→ **List of tasks**:
(A) According to the extract, what was Bob's favorite meal?
(B) Revise the extract from "Then we go jog, ’cause" to "the time. Pumpkin.", changing "porridge" to "oatmeal".

→ **Extract**:
*** Begin section ***
Then we go jog, ’cause you can’t jog with full belly. Then after jogging, good Irish moss and good porridge. And then we cook down the good vegetable. We always have things stirring. The fire always keep burning with food, bowl of fish tea, big pot of Irish moss. We cook down some steam fish, or fry down some fish, or cook down the good ital stew [ital means vital, natural]. My personal ital stew recipe has the best in vegetables, red bean, coconut milk, carrots, turnips, all the good vegetables. Whatever was in season at the time. Pumpkin.

  Bob’s favorite meal was Irish moss from the bottom of the sea, it’s seaweed. Clean it first, wash it good. Sometime you just boil it, boil the fresh moss then dry it. Then, put a little water, a nice bowl or pot of water, and you boil it for a certain amount of time, then you add linseed, flax seed and stuff like gum arabic that stabilize the moss and isinglass that stabilize the moss. Then you boil it all up with all these different ingredients, down to a nice simmer, then it thick up, thick up, and your common sense says it boil and it ready. So you just strain it; and sweeten it with honey or a little milk. Then you drink it. Sometimes we boil so much that we pour it out and we let it stay there and sit, so that every so often we go there, we can scoop out some, and we make like a mixture, like a health juice, a high protein juice. The blender’s always rolling, always blending. Something always a mix and Bob did cook with me sometimes too.
*** End section ***
→ **Supplied entries**:
*** Begin section ***
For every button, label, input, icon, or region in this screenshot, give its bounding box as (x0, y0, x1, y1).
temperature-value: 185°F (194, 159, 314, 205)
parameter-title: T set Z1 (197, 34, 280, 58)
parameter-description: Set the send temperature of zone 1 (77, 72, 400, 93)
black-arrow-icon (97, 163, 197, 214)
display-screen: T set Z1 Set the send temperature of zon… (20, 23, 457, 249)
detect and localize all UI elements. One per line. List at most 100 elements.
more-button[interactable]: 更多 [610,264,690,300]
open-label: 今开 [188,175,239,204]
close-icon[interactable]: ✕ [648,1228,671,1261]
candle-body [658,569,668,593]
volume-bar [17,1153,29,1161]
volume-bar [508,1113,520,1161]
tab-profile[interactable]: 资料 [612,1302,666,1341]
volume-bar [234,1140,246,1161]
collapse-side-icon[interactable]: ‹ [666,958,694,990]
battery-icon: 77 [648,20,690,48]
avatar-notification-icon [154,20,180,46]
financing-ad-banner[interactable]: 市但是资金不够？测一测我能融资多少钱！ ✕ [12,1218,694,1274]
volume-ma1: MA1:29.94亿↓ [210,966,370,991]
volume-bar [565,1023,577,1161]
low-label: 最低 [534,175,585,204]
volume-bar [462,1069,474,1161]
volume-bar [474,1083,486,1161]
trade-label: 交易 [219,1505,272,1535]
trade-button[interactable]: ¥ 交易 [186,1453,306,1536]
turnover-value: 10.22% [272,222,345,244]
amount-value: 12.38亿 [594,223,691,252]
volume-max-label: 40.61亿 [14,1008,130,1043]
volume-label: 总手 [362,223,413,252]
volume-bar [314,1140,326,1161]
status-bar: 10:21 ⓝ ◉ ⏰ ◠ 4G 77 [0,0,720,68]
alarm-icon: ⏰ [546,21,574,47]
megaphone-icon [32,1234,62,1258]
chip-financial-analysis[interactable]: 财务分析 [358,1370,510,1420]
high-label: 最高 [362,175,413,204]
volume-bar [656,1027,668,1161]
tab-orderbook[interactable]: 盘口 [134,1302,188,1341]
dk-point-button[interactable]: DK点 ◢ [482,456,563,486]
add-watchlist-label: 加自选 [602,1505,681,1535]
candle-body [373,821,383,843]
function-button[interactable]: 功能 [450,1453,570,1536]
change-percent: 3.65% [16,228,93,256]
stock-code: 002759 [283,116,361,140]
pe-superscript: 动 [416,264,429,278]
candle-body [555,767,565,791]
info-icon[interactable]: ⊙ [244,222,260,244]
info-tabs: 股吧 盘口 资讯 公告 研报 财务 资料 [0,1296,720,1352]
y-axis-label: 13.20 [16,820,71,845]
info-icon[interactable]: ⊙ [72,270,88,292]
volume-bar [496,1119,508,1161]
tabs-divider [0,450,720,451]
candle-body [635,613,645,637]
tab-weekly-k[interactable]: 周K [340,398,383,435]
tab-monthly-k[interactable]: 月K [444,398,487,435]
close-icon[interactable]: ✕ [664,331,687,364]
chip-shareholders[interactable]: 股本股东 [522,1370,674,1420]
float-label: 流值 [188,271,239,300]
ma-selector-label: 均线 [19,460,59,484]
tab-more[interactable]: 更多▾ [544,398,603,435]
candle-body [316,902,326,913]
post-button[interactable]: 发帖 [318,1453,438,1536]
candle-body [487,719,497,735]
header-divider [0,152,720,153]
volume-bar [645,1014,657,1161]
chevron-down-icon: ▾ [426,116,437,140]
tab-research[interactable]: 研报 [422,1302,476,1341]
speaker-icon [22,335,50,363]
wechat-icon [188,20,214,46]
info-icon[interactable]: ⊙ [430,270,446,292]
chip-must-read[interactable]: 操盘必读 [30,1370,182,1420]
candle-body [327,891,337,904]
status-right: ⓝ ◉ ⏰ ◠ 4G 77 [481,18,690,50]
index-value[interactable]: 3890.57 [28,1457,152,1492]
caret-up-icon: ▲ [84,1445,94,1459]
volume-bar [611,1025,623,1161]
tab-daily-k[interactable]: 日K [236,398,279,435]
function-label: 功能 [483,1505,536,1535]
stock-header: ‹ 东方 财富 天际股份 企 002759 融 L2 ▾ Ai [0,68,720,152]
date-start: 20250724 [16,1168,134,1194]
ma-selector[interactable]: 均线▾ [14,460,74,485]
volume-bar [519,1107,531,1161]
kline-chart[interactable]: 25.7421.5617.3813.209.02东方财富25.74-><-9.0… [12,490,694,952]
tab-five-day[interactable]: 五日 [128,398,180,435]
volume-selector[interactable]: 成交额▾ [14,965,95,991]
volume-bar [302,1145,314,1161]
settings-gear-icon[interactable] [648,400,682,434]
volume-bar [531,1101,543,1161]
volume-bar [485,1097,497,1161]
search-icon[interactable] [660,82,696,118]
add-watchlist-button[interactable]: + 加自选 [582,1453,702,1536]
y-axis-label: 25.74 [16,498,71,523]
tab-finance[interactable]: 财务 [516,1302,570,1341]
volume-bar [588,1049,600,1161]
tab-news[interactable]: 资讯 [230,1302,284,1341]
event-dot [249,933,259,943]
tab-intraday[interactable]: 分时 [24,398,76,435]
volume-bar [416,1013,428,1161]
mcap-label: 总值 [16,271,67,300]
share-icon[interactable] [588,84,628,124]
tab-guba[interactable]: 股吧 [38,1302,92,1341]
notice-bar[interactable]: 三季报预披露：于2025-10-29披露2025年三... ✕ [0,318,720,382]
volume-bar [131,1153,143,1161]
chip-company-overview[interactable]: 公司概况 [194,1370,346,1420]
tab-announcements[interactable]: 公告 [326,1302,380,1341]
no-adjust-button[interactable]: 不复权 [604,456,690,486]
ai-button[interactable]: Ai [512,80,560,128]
*** End section ***
→ **Outputs in order**:
(A) Irish moss from the bottom of the sea, which is seaweed.

(B)
Then we go jog, ’cause you can’t jog with full belly. Then after jogging, good Irish moss and good oatmeal. And then we cook down the good vegetable. We always have things stirring. The fire always keep burning with food, bowl of fish tea, big pot of Irish moss. We cook down some steam fish, or fry down some fish, or cook down the good ital stew [ital means vital, natural]. My personal ital stew recipe has the best in vegetables, red bean, coconut milk, carrots, turnips, all the good vegetables. Whatever was in season at the time. Pumpkin.